WRITTEN INSTRUCTION: Every entry must be given again exactly.

[Rows from a dataset]

_ _ _ _ _

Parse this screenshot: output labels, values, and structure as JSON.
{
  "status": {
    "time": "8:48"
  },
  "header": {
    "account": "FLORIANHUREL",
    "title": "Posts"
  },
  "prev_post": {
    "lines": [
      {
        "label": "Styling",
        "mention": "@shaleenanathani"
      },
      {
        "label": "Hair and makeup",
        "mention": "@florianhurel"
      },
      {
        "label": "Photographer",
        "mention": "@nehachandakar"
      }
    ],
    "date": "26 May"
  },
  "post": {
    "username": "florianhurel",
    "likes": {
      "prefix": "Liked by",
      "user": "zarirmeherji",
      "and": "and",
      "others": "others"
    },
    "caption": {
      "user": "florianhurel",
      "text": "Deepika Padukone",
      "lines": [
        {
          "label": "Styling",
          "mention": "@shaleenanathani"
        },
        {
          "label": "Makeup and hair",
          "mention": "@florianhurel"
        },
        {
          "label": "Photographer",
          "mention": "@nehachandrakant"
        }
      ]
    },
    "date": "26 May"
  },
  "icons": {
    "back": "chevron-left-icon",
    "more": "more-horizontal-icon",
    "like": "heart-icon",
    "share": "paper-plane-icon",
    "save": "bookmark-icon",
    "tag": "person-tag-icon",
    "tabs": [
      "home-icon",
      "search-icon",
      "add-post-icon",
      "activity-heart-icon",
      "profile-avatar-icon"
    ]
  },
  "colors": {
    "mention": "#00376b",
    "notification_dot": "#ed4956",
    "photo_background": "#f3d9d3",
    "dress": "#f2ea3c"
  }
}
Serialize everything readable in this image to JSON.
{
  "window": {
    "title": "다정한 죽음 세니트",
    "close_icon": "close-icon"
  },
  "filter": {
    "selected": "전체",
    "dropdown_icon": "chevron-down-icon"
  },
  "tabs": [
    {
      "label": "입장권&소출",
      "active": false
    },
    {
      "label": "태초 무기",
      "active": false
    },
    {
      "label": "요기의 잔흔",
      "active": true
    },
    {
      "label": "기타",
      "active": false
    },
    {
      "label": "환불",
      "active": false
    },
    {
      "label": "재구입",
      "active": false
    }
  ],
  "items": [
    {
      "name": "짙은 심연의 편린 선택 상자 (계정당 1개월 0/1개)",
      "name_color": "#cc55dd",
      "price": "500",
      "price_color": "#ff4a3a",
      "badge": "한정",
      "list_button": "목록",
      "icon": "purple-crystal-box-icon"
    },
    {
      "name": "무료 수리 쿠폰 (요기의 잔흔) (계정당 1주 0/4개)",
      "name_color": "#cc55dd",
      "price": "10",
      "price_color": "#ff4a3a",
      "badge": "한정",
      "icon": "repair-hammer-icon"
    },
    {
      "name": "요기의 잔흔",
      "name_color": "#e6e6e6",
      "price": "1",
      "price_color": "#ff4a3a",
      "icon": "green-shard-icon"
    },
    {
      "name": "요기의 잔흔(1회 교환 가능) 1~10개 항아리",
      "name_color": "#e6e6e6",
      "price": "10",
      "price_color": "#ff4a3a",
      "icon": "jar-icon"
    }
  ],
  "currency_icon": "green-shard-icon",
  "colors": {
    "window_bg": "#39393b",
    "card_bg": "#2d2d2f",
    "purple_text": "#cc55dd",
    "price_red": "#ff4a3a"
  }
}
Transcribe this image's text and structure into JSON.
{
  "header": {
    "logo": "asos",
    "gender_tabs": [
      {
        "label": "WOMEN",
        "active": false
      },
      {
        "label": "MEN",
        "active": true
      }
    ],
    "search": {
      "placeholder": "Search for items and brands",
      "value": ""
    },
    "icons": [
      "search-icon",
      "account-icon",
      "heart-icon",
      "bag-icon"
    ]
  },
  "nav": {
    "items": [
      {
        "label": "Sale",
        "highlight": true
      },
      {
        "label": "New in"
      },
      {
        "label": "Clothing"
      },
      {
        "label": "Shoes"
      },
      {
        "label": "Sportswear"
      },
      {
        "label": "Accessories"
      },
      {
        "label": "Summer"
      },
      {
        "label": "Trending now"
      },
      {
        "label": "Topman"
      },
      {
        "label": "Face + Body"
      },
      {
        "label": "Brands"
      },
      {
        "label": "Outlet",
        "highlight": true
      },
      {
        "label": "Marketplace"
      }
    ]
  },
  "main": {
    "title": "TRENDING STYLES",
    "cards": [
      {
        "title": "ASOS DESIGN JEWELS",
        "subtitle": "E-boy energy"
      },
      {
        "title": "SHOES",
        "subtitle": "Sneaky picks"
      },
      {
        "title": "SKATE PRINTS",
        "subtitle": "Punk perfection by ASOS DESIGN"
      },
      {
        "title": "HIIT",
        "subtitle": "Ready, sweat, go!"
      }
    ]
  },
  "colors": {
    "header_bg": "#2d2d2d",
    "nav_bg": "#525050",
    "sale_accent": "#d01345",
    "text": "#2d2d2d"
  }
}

_ _ _ _ _

RESPONSE FOR THIS EXERCISE:
Parse this screenshot: output labels, values, and structure as JSON.
{
  "status": {
    "time": "8:48"
  },
  "header": {
    "account": "FLORIANHUREL",
    "title": "Posts"
  },
  "prev_post": {
    "lines": [
      {
        "label": "Styling",
        "mention": "@shaleenanathani"
      },
      {
        "label": "Hair and makeup",
        "mention": "@florianhurel"
      },
      {
        "label": "Photographer",
        "mention": "@nehachandakar"
      }
    ],
    "date": "26 May"
  },
  "post": {
    "username": "florianhurel",
    "likes": {
      "prefix": "Liked by",
      "user": "zarirmeherji",
      "and": "and",
      "others": "others"
    },
    "caption": {
      "user": "florianhurel",
      "text": "Deepika Padukone",
      "lines": [
        {
          "label": "Styling",
          "mention": "@shaleenanathani"
        },
        {
          "label": "Makeup and hair",
          "mention": "@florianhurel"
        },
        {
          "label": "Photographer",
          "mention": "@nehachandrakant"
        }
      ]
    },
    "date": "26 May"
  },
  "icons": {
    "back": "chevron-left-icon",
    "more": "more-horizontal-icon",
    "like": "heart-icon",
    "share": "paper-plane-icon",
    "save": "bookmark-icon",
    "tag": "person-tag-icon",
    "tabs": [
      "home-icon",
      "search-icon",
      "add-post-icon",
      "activity-heart-icon",
      "profile-avatar-icon"
    ]
  },
  "colors": {
    "mention": "#00376b",
    "notification_dot": "#ed4956",
    "photo_background": "#f3d9d3",
    "dress": "#f2ea3c"
  }
}
Serialize everything readable in this image to JSON.
{
  "window": {
    "title": "다정한 죽음 세니트",
    "close_icon": "close-icon"
  },
  "filter": {
    "selected": "전체",
    "dropdown_icon": "chevron-down-icon"
  },
  "tabs": [
    {
      "label": "입장권&소출",
      "active": false
    },
    {
      "label": "태초 무기",
      "active": false
    },
    {
      "label": "요기의 잔흔",
      "active": true
    },
    {
      "label": "기타",
      "active": false
    },
    {
      "label": "환불",
      "active": false
    },
    {
      "label": "재구입",
      "active": false
    }
  ],
  "items": [
    {
      "name": "짙은 심연의 편린 선택 상자 (계정당 1개월 0/1개)",
      "name_color": "#cc55dd",
      "price": "500",
      "price_color": "#ff4a3a",
      "badge": "한정",
      "list_button": "목록",
      "icon": "purple-crystal-box-icon"
    },
    {
      "name": "무료 수리 쿠폰 (요기의 잔흔) (계정당 1주 0/4개)",
      "name_color": "#cc55dd",
      "price": "10",
      "price_color": "#ff4a3a",
      "badge": "한정",
      "icon": "repair-hammer-icon"
    },
    {
      "name": "요기의 잔흔",
      "name_color": "#e6e6e6",
      "price": "1",
      "price_color": "#ff4a3a",
      "icon": "green-shard-icon"
    },
    {
      "name": "요기의 잔흔(1회 교환 가능) 1~10개 항아리",
      "name_color": "#e6e6e6",
      "price": "10",
      "price_color": "#ff4a3a",
      "icon": "jar-icon"
    }
  ],
  "currency_icon": "green-shard-icon",
  "colors": {
    "window_bg": "#39393b",
    "card_bg": "#2d2d2f",
    "purple_text": "#cc55dd",
    "price_red": "#ff4a3a"
  }
}
Transcribe this image's text and structure into JSON.
{
  "header": {
    "logo": "asos",
    "gender_tabs": [
      {
        "label": "WOMEN",
        "active": false
      },
      {
        "label": "MEN",
        "active": true
      }
    ],
    "search": {
      "placeholder": "Search for items and brands",
      "value": ""
    },
    "icons": [
      "search-icon",
      "account-icon",
      "heart-icon",
      "bag-icon"
    ]
  },
  "nav": {
    "items": [
      {
        "label": "Sale",
        "highlight": true
      },
      {
        "label": "New in"
      },
      {
        "label": "Clothing"
      },
      {
        "label": "Shoes"
      },
      {
        "label": "Sportswear"
      },
      {
        "label": "Accessories"
      },
      {
        "label": "Summer"
      },
      {
        "label": "Trending now"
      },
      {
        "label": "Topman"
      },
      {
        "label": "Face + Body"
      },
      {
        "label": "Brands"
      },
      {
        "label": "Outlet",
        "highlight": true
      },
      {
        "label": "Marketplace"
      }
    ]
  },
  "main": {
    "title": "TRENDING STYLES",
    "cards": [
      {
        "title": "ASOS DESIGN JEWELS",
        "subtitle": "E-boy energy"
      },
      {
        "title": "SHOES",
        "subtitle": "Sneaky picks"
      },
      {
        "title": "SKATE PRINTS",
        "subtitle": "Punk perfection by ASOS DESIGN"
      },
      {
        "title": "HIIT",
        "subtitle": "Ready, sweat, go!"
      }
    ]
  },
  "colors": {
    "header_bg": "#2d2d2d",
    "nav_bg": "#525050",
    "sale_accent": "#d01345",
    "text": "#2d2d2d"
  }
}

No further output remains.